PROBLEM: Your job is to restate each entry word for word.

DATA FOR PROCESSING:
----------------

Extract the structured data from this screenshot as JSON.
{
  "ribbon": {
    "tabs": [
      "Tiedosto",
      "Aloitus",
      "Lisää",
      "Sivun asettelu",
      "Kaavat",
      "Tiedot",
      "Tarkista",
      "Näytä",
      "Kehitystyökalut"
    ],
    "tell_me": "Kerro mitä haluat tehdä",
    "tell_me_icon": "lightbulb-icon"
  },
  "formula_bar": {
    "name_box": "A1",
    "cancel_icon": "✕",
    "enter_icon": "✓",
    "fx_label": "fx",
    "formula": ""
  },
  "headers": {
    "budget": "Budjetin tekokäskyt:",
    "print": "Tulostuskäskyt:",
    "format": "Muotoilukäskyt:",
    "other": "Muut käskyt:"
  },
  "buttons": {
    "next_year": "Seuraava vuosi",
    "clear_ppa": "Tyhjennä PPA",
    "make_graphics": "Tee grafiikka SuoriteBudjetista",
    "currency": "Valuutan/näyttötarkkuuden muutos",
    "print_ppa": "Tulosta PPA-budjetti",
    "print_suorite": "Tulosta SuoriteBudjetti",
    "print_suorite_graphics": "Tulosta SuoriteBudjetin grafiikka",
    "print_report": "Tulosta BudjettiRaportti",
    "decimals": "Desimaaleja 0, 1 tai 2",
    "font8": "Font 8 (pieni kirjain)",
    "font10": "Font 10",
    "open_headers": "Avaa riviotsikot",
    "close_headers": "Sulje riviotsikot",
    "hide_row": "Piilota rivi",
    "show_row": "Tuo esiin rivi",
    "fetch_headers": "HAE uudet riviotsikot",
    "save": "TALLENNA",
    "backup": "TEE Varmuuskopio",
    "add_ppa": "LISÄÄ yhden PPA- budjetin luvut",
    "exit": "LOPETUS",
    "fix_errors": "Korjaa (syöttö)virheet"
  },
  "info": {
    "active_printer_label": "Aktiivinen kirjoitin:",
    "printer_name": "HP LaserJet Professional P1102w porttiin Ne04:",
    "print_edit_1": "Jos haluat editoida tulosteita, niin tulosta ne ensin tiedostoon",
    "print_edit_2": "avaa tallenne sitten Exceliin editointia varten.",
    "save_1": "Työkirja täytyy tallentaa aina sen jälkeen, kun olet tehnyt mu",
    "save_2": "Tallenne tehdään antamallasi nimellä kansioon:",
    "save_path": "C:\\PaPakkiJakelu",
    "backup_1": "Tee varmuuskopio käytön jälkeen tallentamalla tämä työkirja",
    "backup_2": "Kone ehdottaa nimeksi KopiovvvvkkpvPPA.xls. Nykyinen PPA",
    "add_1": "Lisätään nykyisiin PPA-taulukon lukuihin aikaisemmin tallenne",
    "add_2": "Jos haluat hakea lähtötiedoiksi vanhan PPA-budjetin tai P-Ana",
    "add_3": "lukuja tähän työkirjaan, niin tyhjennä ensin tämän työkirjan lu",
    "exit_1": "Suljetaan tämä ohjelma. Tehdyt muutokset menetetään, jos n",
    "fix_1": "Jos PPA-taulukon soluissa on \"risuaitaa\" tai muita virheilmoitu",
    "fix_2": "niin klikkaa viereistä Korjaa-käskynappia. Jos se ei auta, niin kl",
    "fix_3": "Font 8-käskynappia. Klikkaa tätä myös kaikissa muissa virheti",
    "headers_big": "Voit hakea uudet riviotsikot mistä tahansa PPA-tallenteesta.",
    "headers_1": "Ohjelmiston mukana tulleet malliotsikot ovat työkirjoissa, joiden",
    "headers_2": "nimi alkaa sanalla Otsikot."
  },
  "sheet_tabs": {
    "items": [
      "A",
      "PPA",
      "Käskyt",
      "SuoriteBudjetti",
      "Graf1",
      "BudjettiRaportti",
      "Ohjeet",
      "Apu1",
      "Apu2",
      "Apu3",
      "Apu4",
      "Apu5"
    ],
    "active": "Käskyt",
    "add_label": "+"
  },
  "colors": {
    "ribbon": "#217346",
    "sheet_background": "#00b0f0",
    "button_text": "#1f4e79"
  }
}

----------------

FULL SOLUTION:
Extract the structured data from this screenshot as JSON.
{
  "ribbon": {
    "tabs": [
      "Tiedosto",
      "Aloitus",
      "Lisää",
      "Sivun asettelu",
      "Kaavat",
      "Tiedot",
      "Tarkista",
      "Näytä",
      "Kehitystyökalut"
    ],
    "tell_me": "Kerro mitä haluat tehdä",
    "tell_me_icon": "lightbulb-icon"
  },
  "formula_bar": {
    "name_box": "A1",
    "cancel_icon": "✕",
    "enter_icon": "✓",
    "fx_label": "fx",
    "formula": ""
  },
  "headers": {
    "budget": "Budjetin tekokäskyt:",
    "print": "Tulostuskäskyt:",
    "format": "Muotoilukäskyt:",
    "other": "Muut käskyt:"
  },
  "buttons": {
    "next_year": "Seuraava vuosi",
    "clear_ppa": "Tyhjennä PPA",
    "make_graphics": "Tee grafiikka SuoriteBudjetista",
    "currency": "Valuutan/näyttötarkkuuden muutos",
    "print_ppa": "Tulosta PPA-budjetti",
    "print_suorite": "Tulosta SuoriteBudjetti",
    "print_suorite_graphics": "Tulosta SuoriteBudjetin grafiikka",
    "print_report": "Tulosta BudjettiRaportti",
    "decimals": "Desimaaleja 0, 1 tai 2",
    "font8": "Font 8 (pieni kirjain)",
    "font10": "Font 10",
    "open_headers": "Avaa riviotsikot",
    "close_headers": "Sulje riviotsikot",
    "hide_row": "Piilota rivi",
    "show_row": "Tuo esiin rivi",
    "fetch_headers": "HAE uudet riviotsikot",
    "save": "TALLENNA",
    "backup": "TEE Varmuuskopio",
    "add_ppa": "LISÄÄ yhden PPA- budjetin luvut",
    "exit": "LOPETUS",
    "fix_errors": "Korjaa (syöttö)virheet"
  },
  "info": {
    "active_printer_label": "Aktiivinen kirjoitin:",
    "printer_name": "HP LaserJet Professional P1102w porttiin Ne04:",
    "print_edit_1": "Jos haluat editoida tulosteita, niin tulosta ne ensin tiedostoon",
    "print_edit_2": "avaa tallenne sitten Exceliin editointia varten.",
    "save_1": "Työkirja täytyy tallentaa aina sen jälkeen, kun olet tehnyt mu",
    "save_2": "Tallenne tehdään antamallasi nimellä kansioon:",
    "save_path": "C:\\PaPakkiJakelu",
    "backup_1": "Tee varmuuskopio käytön jälkeen tallentamalla tämä työkirja",
    "backup_2": "Kone ehdottaa nimeksi KopiovvvvkkpvPPA.xls. Nykyinen PPA",
    "add_1": "Lisätään nykyisiin PPA-taulukon lukuihin aikaisemmin tallenne",
    "add_2": "Jos haluat hakea lähtötiedoiksi vanhan PPA-budjetin tai P-Ana",
    "add_3": "lukuja tähän työkirjaan, niin tyhjennä ensin tämän työkirjan lu",
    "exit_1": "Suljetaan tämä ohjelma. Tehdyt muutokset menetetään, jos n",
    "fix_1": "Jos PPA-taulukon soluissa on \"risuaitaa\" tai muita virheilmoitu",
    "fix_2": "niin klikkaa viereistä Korjaa-käskynappia. Jos se ei auta, niin kl",
    "fix_3": "Font 8-käskynappia. Klikkaa tätä myös kaikissa muissa virheti",
    "headers_big": "Voit hakea uudet riviotsikot mistä tahansa PPA-tallenteesta.",
    "headers_1": "Ohjelmiston mukana tulleet malliotsikot ovat työkirjoissa, joiden",
    "headers_2": "nimi alkaa sanalla Otsikot."
  },
  "sheet_tabs": {
    "items": [
      "A",
      "PPA",
      "Käskyt",
      "SuoriteBudjetti",
      "Graf1",
      "BudjettiRaportti",
      "Ohjeet",
      "Apu1",
      "Apu2",
      "Apu3",
      "Apu4",
      "Apu5"
    ],
    "active": "Käskyt",
    "add_label": "+"
  },
  "colors": {
    "ribbon": "#217346",
    "sheet_background": "#00b0f0",
    "button_text": "#1f4e79"
  }
}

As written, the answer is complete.